Task details: Sort through the entries below and pull out lines containing the word "运动训练".

━━━ Records provided ━━━

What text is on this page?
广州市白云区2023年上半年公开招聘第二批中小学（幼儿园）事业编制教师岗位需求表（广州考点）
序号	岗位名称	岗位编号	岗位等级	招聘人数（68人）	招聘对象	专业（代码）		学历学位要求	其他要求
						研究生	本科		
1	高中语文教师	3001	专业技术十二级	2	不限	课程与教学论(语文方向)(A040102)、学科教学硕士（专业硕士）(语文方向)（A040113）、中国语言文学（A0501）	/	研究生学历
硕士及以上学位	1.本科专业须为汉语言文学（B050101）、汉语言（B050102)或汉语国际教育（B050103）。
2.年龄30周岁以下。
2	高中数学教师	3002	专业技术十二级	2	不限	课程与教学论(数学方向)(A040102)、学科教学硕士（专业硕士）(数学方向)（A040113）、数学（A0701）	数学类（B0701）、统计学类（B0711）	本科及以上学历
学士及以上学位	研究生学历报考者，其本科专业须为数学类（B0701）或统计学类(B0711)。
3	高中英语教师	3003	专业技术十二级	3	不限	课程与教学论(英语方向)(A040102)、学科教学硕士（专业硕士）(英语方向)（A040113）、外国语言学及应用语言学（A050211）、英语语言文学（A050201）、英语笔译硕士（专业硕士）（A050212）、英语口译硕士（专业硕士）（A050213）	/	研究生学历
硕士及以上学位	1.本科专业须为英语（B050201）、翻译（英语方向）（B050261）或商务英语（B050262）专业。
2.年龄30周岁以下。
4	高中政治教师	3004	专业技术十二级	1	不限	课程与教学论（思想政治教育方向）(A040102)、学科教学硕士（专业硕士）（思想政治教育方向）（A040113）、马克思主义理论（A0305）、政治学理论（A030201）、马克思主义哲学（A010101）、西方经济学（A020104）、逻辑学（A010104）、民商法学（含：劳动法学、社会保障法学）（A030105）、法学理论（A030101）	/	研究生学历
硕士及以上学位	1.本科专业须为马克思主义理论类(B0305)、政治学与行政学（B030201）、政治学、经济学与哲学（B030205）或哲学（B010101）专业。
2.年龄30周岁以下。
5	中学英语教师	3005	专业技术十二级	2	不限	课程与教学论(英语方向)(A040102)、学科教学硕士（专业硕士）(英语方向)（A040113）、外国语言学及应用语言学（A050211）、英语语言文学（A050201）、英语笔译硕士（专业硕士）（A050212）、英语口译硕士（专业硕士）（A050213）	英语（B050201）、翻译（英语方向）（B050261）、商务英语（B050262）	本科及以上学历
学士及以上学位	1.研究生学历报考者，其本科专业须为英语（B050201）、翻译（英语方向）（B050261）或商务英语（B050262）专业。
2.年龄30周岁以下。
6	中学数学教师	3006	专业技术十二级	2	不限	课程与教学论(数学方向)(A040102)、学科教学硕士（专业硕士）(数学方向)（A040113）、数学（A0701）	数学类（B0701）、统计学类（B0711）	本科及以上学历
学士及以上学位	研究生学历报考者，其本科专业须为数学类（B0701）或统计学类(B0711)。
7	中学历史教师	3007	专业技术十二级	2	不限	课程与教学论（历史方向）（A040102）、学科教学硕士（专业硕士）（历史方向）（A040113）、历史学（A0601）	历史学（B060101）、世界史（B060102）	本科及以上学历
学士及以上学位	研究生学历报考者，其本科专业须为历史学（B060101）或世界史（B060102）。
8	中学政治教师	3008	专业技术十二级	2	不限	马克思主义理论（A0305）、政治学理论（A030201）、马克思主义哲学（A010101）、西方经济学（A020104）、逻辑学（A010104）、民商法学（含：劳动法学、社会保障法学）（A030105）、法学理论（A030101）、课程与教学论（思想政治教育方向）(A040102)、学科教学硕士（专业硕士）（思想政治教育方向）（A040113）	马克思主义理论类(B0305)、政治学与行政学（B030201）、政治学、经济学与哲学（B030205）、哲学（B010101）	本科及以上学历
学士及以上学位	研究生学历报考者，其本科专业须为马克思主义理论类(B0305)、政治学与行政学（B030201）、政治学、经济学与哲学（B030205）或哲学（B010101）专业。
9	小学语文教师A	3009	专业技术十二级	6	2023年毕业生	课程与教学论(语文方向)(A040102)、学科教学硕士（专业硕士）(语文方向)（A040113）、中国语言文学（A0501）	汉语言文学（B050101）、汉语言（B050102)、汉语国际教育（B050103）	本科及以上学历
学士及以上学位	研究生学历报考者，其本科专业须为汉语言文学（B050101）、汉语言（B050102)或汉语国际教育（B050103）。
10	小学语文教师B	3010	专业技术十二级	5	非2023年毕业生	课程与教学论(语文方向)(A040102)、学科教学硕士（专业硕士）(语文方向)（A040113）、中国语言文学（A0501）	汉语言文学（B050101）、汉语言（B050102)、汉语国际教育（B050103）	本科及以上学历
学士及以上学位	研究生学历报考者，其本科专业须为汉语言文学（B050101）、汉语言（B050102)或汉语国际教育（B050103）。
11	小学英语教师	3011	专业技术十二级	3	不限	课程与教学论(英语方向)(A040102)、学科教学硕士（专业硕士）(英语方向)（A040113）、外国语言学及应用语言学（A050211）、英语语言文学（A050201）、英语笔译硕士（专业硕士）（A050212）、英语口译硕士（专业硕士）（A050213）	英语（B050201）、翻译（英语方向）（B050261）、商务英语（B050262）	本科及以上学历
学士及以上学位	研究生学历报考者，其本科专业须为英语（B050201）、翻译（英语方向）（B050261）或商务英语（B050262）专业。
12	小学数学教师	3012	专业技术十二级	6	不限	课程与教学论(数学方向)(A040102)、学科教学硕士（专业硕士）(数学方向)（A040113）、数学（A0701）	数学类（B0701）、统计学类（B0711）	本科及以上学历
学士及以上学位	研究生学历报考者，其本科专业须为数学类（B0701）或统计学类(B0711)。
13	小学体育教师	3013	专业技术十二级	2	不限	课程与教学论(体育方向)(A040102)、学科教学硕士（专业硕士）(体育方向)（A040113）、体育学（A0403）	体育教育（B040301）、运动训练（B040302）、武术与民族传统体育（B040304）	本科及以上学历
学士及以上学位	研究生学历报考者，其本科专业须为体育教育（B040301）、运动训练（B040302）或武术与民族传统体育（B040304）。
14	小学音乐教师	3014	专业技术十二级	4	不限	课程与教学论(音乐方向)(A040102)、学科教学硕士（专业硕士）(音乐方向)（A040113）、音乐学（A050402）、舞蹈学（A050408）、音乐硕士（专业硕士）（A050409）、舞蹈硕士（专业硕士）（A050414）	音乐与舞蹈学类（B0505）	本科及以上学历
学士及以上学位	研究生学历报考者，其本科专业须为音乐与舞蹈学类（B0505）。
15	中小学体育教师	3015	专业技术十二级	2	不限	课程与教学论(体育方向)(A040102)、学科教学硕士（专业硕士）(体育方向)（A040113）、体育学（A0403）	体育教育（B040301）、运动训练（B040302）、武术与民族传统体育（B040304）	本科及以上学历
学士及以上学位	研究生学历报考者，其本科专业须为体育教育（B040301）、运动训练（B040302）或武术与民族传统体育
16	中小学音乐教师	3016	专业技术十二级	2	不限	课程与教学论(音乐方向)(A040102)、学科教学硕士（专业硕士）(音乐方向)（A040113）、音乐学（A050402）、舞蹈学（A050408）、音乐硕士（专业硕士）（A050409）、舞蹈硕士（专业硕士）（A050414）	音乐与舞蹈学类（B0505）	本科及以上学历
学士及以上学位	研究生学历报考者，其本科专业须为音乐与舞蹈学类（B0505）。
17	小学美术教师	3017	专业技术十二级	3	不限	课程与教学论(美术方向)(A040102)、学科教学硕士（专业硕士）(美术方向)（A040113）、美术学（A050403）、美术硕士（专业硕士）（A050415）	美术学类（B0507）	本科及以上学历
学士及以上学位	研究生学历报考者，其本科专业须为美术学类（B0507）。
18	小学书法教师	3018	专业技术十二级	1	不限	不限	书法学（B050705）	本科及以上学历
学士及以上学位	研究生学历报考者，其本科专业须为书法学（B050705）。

━━━

Answer for this exercise:
13	小学体育教师	3013	专业技术十二级	2	不限	课程与教学论(体育方向)(A040102)、学科教学硕士（专业硕士）(体育方向)（A040113）、体育学（A0403）	体育教育（B040301）、运动训练（B040302）、武术与民族传统体育（B040304）	本科及以上学历
学士及以上学位	研究生学历报考者，其本科专业须为体育教育（B040301）、运动训练（B040302）或武术与民族传统体育（B040304）。
15	中小学体育教师	3015	专业技术十二级	2	不限	课程与教学论(体育方向)(A040102)、学科教学硕士（专业硕士）(体育方向)（A040113）、体育学（A0403）	体育教育（B040301）、运动训练（B040302）、武术与民族传统体育（B040304）	本科及以上学历
学士及以上学位	研究生学历报考者，其本科专业须为体育教育（B040301）、运动训练（B040302）或武术与民族传统体育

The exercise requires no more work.